WHAT YOU NEED TO DO - Wherever the string "HENRY" appears in a line, extract that line.

Saved entries:
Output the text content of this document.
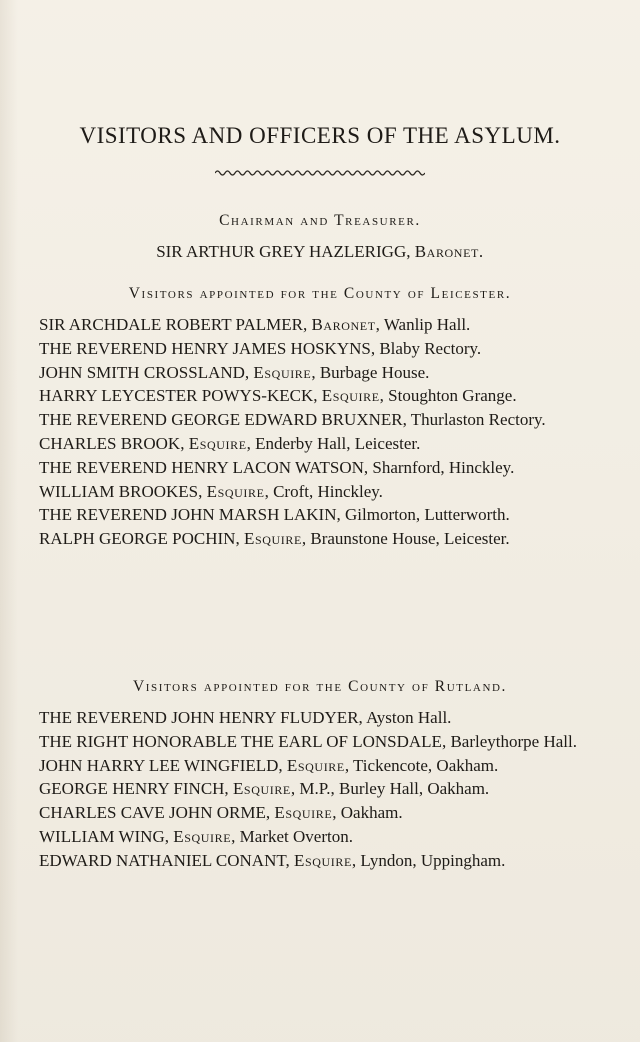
VISITORS AND OFFICERS OF THE ASYLUM.
Chairman and Treasurer.
SIR ARTHUR GREY HAZLERIGG, Baronet.
Visitors appointed for the County of Leicester.

SIR ARCHDALE ROBERT PALMER, Baronet, Wanlip Hall.

THE REVEREND HENRY JAMES HOSKYNS, Blaby Rectory.

JOHN SMITH CROSSLAND, Esquire, Burbage House.

HARRY LEYCESTER POWYS-KECK, Esquire, Stoughton Grange.

THE REVEREND GEORGE EDWARD BRUXNER, Thurlaston Rectory.

CHARLES BROOK, Esquire, Enderby Hall, Leicester.

THE REVEREND HENRY LACON WATSON, Sharnford, Hinckley.

WILLIAM BROOKES, Esquire, Croft, Hinckley.

THE REVEREND JOHN MARSH LAKIN, Gilmorton, Lutterworth.

RALPH GEORGE POCHIN, Esquire, Braunstone House, Leicester.

Visitors appointed for the County of Rutland.

THE REVEREND JOHN HENRY FLUDYER, Ayston Hall.

THE RIGHT HONORABLE THE EARL OF LONSDALE, Barleythorpe Hall.

JOHN HARRY LEE WINGFIELD, Esquire, Tickencote, Oakham.

GEORGE HENRY FINCH, Esquire, M.P., Burley Hall, Oakham.

CHARLES CAVE JOHN ORME, Esquire, Oakham.

WILLIAM WING, Esquire, Market Overton.

EDWARD NATHANIEL CONANT, Esquire, Lyndon, Uppingham.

PROBLEM SOLUTION -
THE REVEREND HENRY JAMES HOSKYNS, Blaby Rectory.
THE REVEREND HENRY LACON WATSON, Sharnford, Hinckley.
THE REVEREND JOHN HENRY FLUDYER, Ayston Hall.
GEORGE HENRY FINCH, Esquire, M.P., Burley Hall, Oakham.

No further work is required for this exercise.